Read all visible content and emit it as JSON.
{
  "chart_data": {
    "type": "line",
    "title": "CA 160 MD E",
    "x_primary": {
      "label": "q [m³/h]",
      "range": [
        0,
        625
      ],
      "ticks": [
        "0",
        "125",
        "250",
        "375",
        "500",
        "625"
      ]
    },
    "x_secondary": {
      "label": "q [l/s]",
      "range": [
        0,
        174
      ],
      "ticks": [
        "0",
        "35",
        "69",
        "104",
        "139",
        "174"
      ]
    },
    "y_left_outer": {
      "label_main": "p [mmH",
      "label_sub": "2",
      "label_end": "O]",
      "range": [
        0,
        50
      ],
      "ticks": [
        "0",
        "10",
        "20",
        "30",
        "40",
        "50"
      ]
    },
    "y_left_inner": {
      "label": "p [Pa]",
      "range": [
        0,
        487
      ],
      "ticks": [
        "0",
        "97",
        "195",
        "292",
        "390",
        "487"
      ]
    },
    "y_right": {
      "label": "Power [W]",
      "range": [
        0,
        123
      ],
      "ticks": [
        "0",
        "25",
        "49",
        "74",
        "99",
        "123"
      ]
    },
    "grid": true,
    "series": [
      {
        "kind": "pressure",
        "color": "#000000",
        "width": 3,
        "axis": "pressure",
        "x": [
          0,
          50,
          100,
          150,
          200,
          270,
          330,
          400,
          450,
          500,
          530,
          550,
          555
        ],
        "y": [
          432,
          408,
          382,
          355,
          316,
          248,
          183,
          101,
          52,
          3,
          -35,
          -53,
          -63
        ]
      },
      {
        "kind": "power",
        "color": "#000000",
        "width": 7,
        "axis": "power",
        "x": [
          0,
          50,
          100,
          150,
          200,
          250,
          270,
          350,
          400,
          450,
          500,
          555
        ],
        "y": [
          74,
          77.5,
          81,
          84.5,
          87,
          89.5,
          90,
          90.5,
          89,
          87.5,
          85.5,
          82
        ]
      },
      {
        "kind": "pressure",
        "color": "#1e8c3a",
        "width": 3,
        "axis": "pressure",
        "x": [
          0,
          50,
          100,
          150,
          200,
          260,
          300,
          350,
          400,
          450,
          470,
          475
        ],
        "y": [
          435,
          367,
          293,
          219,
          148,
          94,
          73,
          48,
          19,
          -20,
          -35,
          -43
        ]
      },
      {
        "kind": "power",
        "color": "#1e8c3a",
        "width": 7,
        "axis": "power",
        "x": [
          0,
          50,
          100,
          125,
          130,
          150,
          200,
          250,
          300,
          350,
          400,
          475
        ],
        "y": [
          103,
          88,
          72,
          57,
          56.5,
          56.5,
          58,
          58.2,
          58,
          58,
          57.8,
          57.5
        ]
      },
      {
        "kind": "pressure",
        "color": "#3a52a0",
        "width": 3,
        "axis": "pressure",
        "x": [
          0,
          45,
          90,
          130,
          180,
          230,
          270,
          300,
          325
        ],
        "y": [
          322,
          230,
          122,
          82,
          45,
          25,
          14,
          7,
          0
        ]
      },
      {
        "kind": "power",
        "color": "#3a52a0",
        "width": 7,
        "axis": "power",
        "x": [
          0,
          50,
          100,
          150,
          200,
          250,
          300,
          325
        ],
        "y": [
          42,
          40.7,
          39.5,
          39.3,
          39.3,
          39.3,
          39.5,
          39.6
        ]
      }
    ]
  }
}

§ Prompt: Transcribe each record exactly. Leave nothing out.

§ Final result:
Read all visible content and emit it as JSON.
{
  "chart_data": {
    "type": "line",
    "title": "CA 160 MD E",
    "x_primary": {
      "label": "q [m³/h]",
      "range": [
        0,
        625
      ],
      "ticks": [
        "0",
        "125",
        "250",
        "375",
        "500",
        "625"
      ]
    },
    "x_secondary": {
      "label": "q [l/s]",
      "range": [
        0,
        174
      ],
      "ticks": [
        "0",
        "35",
        "69",
        "104",
        "139",
        "174"
      ]
    },
    "y_left_outer": {
      "label_main": "p [mmH",
      "label_sub": "2",
      "label_end": "O]",
      "range": [
        0,
        50
      ],
      "ticks": [
        "0",
        "10",
        "20",
        "30",
        "40",
        "50"
      ]
    },
    "y_left_inner": {
      "label": "p [Pa]",
      "range": [
        0,
        487
      ],
      "ticks": [
        "0",
        "97",
        "195",
        "292",
        "390",
        "487"
      ]
    },
    "y_right": {
      "label": "Power [W]",
      "range": [
        0,
        123
      ],
      "ticks": [
        "0",
        "25",
        "49",
        "74",
        "99",
        "123"
      ]
    },
    "grid": true,
    "series": [
      {
        "kind": "pressure",
        "color": "#000000",
        "width": 3,
        "axis": "pressure",
        "x": [
          0,
          50,
          100,
          150,
          200,
          270,
          330,
          400,
          450,
          500,
          530,
          550,
          555
        ],
        "y": [
          432,
          408,
          382,
          355,
          316,
          248,
          183,
          101,
          52,
          3,
          -35,
          -53,
          -63
        ]
      },
      {
        "kind": "power",
        "color": "#000000",
        "width": 7,
        "axis": "power",
        "x": [
          0,
          50,
          100,
          150,
          200,
          250,
          270,
          350,
          400,
          450,
          500,
          555
        ],
        "y": [
          74,
          77.5,
          81,
          84.5,
          87,
          89.5,
          90,
          90.5,
          89,
          87.5,
          85.5,
          82
        ]
      },
      {
        "kind": "pressure",
        "color": "#1e8c3a",
        "width": 3,
        "axis": "pressure",
        "x": [
          0,
          50,
          100,
          150,
          200,
          260,
          300,
          350,
          400,
          450,
          470,
          475
        ],
        "y": [
          435,
          367,
          293,
          219,
          148,
          94,
          73,
          48,
          19,
          -20,
          -35,
          -43
        ]
      },
      {
        "kind": "power",
        "color": "#1e8c3a",
        "width": 7,
        "axis": "power",
        "x": [
          0,
          50,
          100,
          125,
          130,
          150,
          200,
          250,
          300,
          350,
          400,
          475
        ],
        "y": [
          103,
          88,
          72,
          57,
          56.5,
          56.5,
          58,
          58.2,
          58,
          58,
          57.8,
          57.5
        ]
      },
      {
        "kind": "pressure",
        "color": "#3a52a0",
        "width": 3,
        "axis": "pressure",
        "x": [
          0,
          45,
          90,
          130,
          180,
          230,
          270,
          300,
          325
        ],
        "y": [
          322,
          230,
          122,
          82,
          45,
          25,
          14,
          7,
          0
        ]
      },
      {
        "kind": "power",
        "color": "#3a52a0",
        "width": 7,
        "axis": "power",
        "x": [
          0,
          50,
          100,
          150,
          200,
          250,
          300,
          325
        ],
        "y": [
          42,
          40.7,
          39.5,
          39.3,
          39.3,
          39.3,
          39.5,
          39.6
        ]
      }
    ]
  }
}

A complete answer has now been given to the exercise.